Skip the images and copy each record exactly as written.

##########

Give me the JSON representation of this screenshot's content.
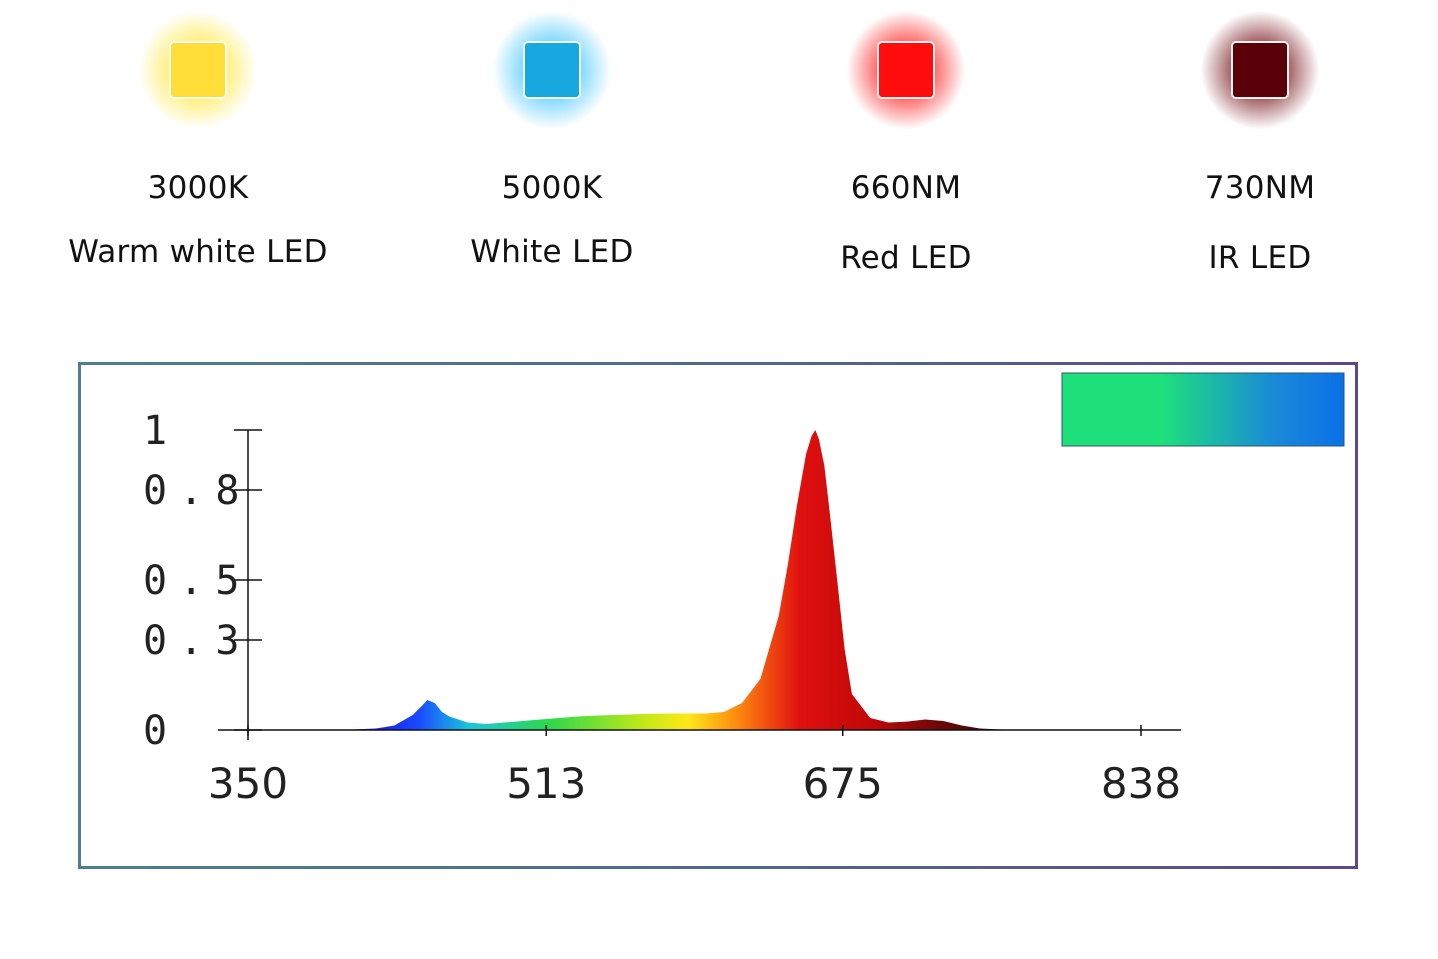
{
  "leds": [
    {
      "spec": "3000K",
      "name": "Warm white LED",
      "color": "#ffde3a",
      "glow": "#ffe84a"
    },
    {
      "spec": "5000K",
      "name": "White LED",
      "color": "#17a8e0",
      "glow": "#4cc8ff"
    },
    {
      "spec": "660NM",
      "name": "Red LED",
      "color": "#ff0d0d",
      "glow": "#ff2a2a"
    },
    {
      "spec": "730NM",
      "name": "IR LED",
      "color": "#5a0008",
      "glow": "#7a1a22"
    }
  ],
  "chart_data": {
    "type": "area",
    "title": "",
    "xlabel": "",
    "ylabel": "",
    "xlim": [
      350,
      880
    ],
    "ylim": [
      0,
      1
    ],
    "x_ticks": [
      350,
      513,
      675,
      838
    ],
    "x_tick_labels": [
      "350",
      "513",
      "675",
      "838"
    ],
    "y_ticks": [
      0,
      0.3,
      0.5,
      0.8,
      1
    ],
    "y_tick_labels": [
      "0",
      "0.3",
      "0.5",
      "0.8",
      "1"
    ],
    "grid": false,
    "legend_colors": [
      "#1ee07a",
      "#0a70e8"
    ],
    "series": [
      {
        "x": [
          350,
          400,
          420,
          430,
          440,
          445,
          448,
          452,
          456,
          460,
          465,
          470,
          480,
          490,
          500,
          510,
          520,
          530,
          540,
          550,
          560,
          570,
          580,
          590,
          600,
          610,
          620,
          630,
          640,
          645,
          650,
          655,
          658,
          660,
          662,
          665,
          668,
          672,
          676,
          680,
          690,
          700,
          710,
          720,
          730,
          740,
          750,
          760,
          780,
          800,
          850,
          880
        ],
        "y": [
          0,
          0,
          0.005,
          0.015,
          0.05,
          0.08,
          0.1,
          0.09,
          0.06,
          0.045,
          0.035,
          0.025,
          0.02,
          0.025,
          0.03,
          0.035,
          0.04,
          0.045,
          0.048,
          0.05,
          0.052,
          0.054,
          0.055,
          0.055,
          0.055,
          0.06,
          0.09,
          0.17,
          0.38,
          0.55,
          0.75,
          0.92,
          0.98,
          1.0,
          0.97,
          0.88,
          0.72,
          0.5,
          0.27,
          0.12,
          0.04,
          0.025,
          0.028,
          0.035,
          0.03,
          0.015,
          0.005,
          0.002,
          0,
          0,
          0,
          0
        ]
      }
    ]
  }
}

##########

Reply to the exercise:
Give me the JSON representation of this screenshot's content.
{
  "leds": [
    {
      "spec": "3000K",
      "name": "Warm white LED",
      "color": "#ffde3a",
      "glow": "#ffe84a"
    },
    {
      "spec": "5000K",
      "name": "White LED",
      "color": "#17a8e0",
      "glow": "#4cc8ff"
    },
    {
      "spec": "660NM",
      "name": "Red LED",
      "color": "#ff0d0d",
      "glow": "#ff2a2a"
    },
    {
      "spec": "730NM",
      "name": "IR LED",
      "color": "#5a0008",
      "glow": "#7a1a22"
    }
  ],
  "chart_data": {
    "type": "area",
    "title": "",
    "xlabel": "",
    "ylabel": "",
    "xlim": [
      350,
      880
    ],
    "ylim": [
      0,
      1
    ],
    "x_ticks": [
      350,
      513,
      675,
      838
    ],
    "x_tick_labels": [
      "350",
      "513",
      "675",
      "838"
    ],
    "y_ticks": [
      0,
      0.3,
      0.5,
      0.8,
      1
    ],
    "y_tick_labels": [
      "0",
      "0.3",
      "0.5",
      "0.8",
      "1"
    ],
    "grid": false,
    "legend_colors": [
      "#1ee07a",
      "#0a70e8"
    ],
    "series": [
      {
        "x": [
          350,
          400,
          420,
          430,
          440,
          445,
          448,
          452,
          456,
          460,
          465,
          470,
          480,
          490,
          500,
          510,
          520,
          530,
          540,
          550,
          560,
          570,
          580,
          590,
          600,
          610,
          620,
          630,
          640,
          645,
          650,
          655,
          658,
          660,
          662,
          665,
          668,
          672,
          676,
          680,
          690,
          700,
          710,
          720,
          730,
          740,
          750,
          760,
          780,
          800,
          850,
          880
        ],
        "y": [
          0,
          0,
          0.005,
          0.015,
          0.05,
          0.08,
          0.1,
          0.09,
          0.06,
          0.045,
          0.035,
          0.025,
          0.02,
          0.025,
          0.03,
          0.035,
          0.04,
          0.045,
          0.048,
          0.05,
          0.052,
          0.054,
          0.055,
          0.055,
          0.055,
          0.06,
          0.09,
          0.17,
          0.38,
          0.55,
          0.75,
          0.92,
          0.98,
          1.0,
          0.97,
          0.88,
          0.72,
          0.5,
          0.27,
          0.12,
          0.04,
          0.025,
          0.028,
          0.035,
          0.03,
          0.015,
          0.005,
          0.002,
          0,
          0,
          0,
          0
        ]
      }
    ]
  }
}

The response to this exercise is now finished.